§ Exercise prompt
Show every line containing "Bruxelles" by copying it.

§ Entries
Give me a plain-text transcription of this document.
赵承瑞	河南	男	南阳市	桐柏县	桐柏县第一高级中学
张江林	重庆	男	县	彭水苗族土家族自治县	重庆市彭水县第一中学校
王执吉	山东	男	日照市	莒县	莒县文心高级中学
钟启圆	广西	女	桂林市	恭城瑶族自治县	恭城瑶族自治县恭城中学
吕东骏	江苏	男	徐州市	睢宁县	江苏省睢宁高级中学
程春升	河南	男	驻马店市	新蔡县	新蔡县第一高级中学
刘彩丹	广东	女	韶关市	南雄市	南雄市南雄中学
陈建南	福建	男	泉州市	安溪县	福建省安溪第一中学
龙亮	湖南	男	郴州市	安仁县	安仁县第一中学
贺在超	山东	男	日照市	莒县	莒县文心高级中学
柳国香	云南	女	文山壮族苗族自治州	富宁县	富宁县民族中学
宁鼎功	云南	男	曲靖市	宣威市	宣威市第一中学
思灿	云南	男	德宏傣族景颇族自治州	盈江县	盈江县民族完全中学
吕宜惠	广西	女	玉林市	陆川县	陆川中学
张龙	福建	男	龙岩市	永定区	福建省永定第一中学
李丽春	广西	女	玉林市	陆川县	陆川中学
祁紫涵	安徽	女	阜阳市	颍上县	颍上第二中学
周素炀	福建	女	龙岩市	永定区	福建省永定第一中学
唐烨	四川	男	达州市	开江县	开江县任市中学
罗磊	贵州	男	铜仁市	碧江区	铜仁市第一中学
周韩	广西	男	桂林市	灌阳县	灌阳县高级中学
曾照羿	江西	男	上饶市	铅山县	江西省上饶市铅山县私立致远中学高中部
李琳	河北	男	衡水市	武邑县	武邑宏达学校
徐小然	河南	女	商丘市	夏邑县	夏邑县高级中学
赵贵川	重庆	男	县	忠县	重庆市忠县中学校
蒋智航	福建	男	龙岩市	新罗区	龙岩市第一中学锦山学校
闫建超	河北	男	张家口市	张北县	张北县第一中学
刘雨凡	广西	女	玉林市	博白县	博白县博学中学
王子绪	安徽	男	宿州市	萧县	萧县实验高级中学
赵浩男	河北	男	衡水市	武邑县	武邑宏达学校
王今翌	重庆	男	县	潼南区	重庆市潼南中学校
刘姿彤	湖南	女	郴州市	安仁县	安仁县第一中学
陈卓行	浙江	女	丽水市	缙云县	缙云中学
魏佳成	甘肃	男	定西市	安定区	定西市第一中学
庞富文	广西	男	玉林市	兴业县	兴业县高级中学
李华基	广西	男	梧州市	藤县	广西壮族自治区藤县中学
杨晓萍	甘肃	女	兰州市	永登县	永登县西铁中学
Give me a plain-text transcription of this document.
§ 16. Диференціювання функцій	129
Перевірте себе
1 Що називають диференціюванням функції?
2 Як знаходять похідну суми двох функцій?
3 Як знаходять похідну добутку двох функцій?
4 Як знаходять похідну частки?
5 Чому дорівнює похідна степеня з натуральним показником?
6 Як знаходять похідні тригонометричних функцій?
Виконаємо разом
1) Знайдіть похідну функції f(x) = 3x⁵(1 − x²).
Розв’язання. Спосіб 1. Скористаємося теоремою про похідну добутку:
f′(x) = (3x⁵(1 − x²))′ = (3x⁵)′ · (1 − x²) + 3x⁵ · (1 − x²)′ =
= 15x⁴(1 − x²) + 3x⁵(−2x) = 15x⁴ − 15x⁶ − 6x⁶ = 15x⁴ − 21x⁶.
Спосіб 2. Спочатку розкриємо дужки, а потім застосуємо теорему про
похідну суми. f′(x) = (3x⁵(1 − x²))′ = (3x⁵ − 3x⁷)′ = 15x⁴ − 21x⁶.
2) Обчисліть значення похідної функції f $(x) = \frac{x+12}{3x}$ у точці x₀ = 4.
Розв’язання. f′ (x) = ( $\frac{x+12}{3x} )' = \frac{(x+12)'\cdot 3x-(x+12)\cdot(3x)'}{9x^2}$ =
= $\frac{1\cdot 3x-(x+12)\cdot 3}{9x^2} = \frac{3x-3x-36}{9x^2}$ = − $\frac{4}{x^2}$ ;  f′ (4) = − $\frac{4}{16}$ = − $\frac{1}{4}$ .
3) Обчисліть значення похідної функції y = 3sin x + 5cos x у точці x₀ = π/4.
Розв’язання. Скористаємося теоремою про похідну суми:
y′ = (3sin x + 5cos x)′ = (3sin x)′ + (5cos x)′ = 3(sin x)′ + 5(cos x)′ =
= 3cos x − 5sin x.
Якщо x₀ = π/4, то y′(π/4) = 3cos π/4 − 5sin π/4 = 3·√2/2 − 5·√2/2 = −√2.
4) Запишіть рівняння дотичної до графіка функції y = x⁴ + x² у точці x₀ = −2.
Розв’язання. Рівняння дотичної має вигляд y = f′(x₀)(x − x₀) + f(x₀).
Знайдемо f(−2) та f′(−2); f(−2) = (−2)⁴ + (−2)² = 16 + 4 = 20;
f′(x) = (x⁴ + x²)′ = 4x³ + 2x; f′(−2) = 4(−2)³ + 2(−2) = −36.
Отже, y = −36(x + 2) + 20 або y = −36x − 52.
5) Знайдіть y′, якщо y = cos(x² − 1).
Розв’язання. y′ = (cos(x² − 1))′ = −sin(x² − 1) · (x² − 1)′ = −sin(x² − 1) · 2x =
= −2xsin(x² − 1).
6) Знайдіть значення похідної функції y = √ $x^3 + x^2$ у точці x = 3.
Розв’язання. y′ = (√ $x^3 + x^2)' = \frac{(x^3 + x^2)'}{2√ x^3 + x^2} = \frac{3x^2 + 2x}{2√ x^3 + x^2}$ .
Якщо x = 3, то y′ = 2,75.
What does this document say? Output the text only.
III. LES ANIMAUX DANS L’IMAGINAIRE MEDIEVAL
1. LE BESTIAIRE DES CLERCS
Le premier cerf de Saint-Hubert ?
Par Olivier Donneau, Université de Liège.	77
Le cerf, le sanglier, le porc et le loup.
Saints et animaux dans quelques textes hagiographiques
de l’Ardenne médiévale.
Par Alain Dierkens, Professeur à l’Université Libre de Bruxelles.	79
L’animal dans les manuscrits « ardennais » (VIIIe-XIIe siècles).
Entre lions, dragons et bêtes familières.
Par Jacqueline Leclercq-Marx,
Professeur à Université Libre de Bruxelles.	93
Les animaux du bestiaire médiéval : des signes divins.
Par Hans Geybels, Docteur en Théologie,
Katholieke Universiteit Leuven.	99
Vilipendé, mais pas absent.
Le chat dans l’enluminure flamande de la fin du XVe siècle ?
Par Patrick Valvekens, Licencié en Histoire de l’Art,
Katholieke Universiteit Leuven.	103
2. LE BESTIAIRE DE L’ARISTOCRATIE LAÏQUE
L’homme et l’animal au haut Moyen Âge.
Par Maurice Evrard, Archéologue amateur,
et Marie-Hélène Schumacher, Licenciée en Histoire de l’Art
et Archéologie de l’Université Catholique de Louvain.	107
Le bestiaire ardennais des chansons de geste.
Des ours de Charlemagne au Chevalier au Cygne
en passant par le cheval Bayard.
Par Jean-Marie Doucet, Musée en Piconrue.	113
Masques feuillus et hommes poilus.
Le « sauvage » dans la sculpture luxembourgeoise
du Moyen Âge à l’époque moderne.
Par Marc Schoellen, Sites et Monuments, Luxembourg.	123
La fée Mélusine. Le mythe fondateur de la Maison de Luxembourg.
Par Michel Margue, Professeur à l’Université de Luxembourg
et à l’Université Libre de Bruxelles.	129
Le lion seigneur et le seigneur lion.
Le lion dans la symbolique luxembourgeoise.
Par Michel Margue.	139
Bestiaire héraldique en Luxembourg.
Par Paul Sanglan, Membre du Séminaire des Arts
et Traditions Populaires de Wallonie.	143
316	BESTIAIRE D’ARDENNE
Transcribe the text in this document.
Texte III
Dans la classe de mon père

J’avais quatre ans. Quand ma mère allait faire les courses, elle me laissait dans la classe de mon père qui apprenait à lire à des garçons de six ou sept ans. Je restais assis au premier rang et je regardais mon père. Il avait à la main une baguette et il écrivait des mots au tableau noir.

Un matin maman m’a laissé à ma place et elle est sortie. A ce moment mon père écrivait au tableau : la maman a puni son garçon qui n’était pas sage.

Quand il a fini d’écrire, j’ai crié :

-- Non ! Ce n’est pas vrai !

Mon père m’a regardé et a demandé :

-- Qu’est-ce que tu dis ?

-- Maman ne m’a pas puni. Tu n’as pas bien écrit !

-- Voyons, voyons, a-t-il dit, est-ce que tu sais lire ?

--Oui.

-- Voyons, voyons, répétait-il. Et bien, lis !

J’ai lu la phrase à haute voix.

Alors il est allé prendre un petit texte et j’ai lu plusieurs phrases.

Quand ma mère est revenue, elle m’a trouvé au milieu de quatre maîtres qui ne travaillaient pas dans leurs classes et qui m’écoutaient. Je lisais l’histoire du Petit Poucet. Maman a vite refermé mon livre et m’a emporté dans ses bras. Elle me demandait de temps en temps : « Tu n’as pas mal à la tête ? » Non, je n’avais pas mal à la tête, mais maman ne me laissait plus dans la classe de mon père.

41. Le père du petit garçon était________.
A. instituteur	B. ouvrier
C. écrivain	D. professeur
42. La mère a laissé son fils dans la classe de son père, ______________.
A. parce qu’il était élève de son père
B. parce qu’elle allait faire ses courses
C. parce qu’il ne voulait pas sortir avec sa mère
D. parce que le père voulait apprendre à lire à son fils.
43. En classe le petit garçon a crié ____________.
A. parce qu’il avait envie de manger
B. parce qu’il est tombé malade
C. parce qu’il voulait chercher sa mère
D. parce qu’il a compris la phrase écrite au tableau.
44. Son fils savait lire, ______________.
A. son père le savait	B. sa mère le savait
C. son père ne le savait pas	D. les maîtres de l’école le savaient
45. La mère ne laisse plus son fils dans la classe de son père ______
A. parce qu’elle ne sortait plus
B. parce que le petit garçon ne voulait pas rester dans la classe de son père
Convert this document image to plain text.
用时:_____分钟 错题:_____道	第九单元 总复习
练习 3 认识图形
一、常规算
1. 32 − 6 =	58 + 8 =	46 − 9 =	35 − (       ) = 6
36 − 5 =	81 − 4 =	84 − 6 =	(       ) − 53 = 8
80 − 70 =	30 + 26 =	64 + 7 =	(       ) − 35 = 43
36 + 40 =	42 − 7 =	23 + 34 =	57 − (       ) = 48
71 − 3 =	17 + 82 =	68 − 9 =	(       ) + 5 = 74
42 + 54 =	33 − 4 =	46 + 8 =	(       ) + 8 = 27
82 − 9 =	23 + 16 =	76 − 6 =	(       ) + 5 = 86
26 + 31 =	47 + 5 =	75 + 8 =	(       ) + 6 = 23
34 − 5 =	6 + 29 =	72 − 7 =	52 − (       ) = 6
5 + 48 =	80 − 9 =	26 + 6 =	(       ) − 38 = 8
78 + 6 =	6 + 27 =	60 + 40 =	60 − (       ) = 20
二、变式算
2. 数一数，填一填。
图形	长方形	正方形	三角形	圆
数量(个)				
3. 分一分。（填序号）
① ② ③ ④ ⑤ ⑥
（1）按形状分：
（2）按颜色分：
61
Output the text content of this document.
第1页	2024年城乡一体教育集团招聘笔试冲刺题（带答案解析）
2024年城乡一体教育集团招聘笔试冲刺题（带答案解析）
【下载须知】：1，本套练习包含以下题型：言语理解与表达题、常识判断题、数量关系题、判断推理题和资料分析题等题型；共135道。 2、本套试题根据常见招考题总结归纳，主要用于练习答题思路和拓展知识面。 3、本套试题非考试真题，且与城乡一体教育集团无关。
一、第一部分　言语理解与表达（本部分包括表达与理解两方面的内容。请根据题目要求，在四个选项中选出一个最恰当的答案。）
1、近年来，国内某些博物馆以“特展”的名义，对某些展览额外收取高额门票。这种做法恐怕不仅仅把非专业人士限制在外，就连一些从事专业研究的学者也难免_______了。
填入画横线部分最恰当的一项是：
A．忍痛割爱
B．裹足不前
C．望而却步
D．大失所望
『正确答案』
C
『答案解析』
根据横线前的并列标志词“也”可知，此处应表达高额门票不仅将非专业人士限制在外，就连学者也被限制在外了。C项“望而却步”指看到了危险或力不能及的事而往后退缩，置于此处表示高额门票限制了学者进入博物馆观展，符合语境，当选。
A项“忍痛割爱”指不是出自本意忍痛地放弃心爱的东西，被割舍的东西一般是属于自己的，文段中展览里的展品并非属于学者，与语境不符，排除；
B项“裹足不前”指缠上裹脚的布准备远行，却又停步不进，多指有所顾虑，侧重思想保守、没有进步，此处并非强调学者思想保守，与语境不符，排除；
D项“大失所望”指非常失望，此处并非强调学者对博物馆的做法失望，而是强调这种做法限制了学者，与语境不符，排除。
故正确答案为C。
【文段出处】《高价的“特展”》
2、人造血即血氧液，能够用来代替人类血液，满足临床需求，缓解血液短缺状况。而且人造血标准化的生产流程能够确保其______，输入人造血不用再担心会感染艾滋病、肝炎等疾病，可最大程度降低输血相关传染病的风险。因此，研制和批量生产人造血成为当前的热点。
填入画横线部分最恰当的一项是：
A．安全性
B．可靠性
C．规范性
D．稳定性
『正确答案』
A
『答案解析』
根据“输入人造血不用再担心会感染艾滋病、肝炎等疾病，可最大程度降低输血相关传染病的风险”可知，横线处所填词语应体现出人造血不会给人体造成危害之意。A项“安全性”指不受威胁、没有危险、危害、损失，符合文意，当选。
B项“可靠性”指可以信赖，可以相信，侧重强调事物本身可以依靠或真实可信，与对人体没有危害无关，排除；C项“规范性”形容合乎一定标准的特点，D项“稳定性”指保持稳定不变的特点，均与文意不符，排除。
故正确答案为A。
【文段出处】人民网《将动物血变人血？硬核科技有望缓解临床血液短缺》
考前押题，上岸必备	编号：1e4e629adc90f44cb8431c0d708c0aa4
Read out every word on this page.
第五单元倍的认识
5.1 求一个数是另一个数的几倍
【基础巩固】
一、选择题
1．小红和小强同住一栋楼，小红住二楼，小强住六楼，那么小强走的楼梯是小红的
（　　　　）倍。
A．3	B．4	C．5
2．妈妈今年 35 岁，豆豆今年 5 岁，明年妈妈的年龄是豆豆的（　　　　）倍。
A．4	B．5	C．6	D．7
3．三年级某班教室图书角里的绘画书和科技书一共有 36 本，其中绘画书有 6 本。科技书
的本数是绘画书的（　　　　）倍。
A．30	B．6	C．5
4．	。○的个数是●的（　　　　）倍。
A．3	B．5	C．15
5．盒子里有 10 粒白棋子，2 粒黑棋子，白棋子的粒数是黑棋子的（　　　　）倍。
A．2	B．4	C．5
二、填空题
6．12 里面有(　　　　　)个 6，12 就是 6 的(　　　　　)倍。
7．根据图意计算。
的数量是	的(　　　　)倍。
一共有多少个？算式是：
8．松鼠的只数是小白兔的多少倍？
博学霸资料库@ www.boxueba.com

§ Answer in full
Par Alain Dierkens, Professeur à l’Université Libre de Bruxelles.	79
Professeur à Université Libre de Bruxelles.	93
et à l’Université Libre de Bruxelles.	129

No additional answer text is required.